Задания:
a) Определите, соответствуют ли тексту о Викторе Некрасове три утверждения. Ответ на каждое дайте словом «да» или «нет» и приведите точную цитату, которая это решает:
(i) партийное собрание при журнале «Радуга» прошло 16 сентября 1968 года;
(ii) Изольда Антропова до собрания прочитала коллективное письмо в защиту Черновола;
(iii) Некрасов тоже подписал письмо в защиту Черновола.
b) Продолжите текст о Викторе Некрасове с места, на котором он останавливается.

Текст документа:
○ ○ ○ ○ ○ ○ ○

Как украинские писатели расправлялись с коллегой Виктором Некрасовым. Серия 1
16.01.2018 505 0 0 vakin

Как украинские писатели расправлялись с коллегой Виктором Некрасовым. Серия 1

---
0
В закладки
Как украинские писатели расправлялись с коллегой Виктором Некрасовым. Серия 1 письмо, письма, Некрасова, партии, собрания, Некрасов, Черновола, парторганизации, вопросы, когда, более, Полторацкий, может, подписал, которое, тогда, коммуниста, Роготченко, секретарь, потому


Протокол закрытого партийного собрания первичной парторганизации при журнале “Радуга” от 16 сентября 1968 года.

Предисловие участницы тех событий Изольды Антроповой.

...Идя в свое время на это собрание, я, честно говоря, коллективного письма в защиту Черновола, которое подписал и Некрасов и которое вызвало негодование властей, не читала и даже не слышала о нем. Не уверена, что знала и повестку собрания.

○ ○ ○ ○ ○ ○ ○

Фрагмент материала:
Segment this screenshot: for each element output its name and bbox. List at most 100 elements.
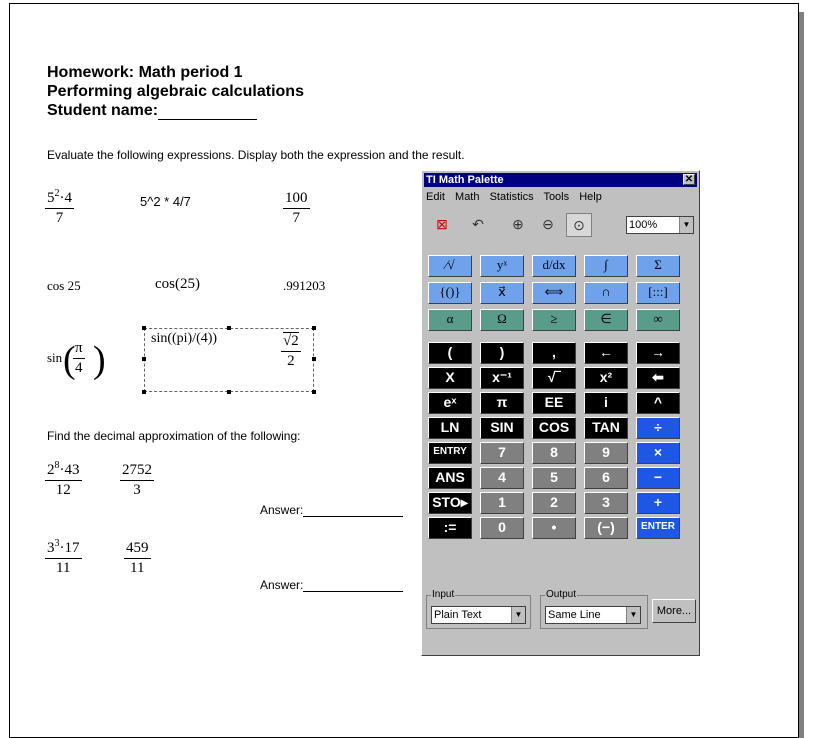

○ ○ ○ ○ ○ ○ ○

Ответы:
a)
(i) Да: «от 16 сентября 1968 года».
(ii) Нет: «не читала и даже не слышала о нем».
(iii) Да: «которое подписал и Некрасов».

b)
Во-первых, у меня был грудной ребенок, занимавший меня больше, чем партийные проблемы, а во-вторых (а может, и во-первых?), я была довольно невежественна в смысле политическом — разумеется, не до такой степени, как, скажем, героиня фильма “Тоталитарный роман”, но все же... “Голосов” не слушала, самиздат почти не попадался (верхом крамолы считала пародии на Кочетова да песню о парнях, которые “сегодня водку пьют, а завтра планы продают родного советского завода.

Сегодня парни в бороде, а завтра — где? В энкавэде! Свобода, блин, свобода, свобода...”). Отношение к происходящему сублимировалось в анекдотах, которые рассказывала и слушала, не задумываясь и не предполагая, что это может быть “чревато”, а явные уродства строя считала нарушением ленинских принципов, с чем следовало бороться, и лучше всего — изнутри, то есть находясь в рядах партии. (Много лет спустя я узнала, что и генерал Григоренко поначалу говорил лишь о нарушении ленинских норм.)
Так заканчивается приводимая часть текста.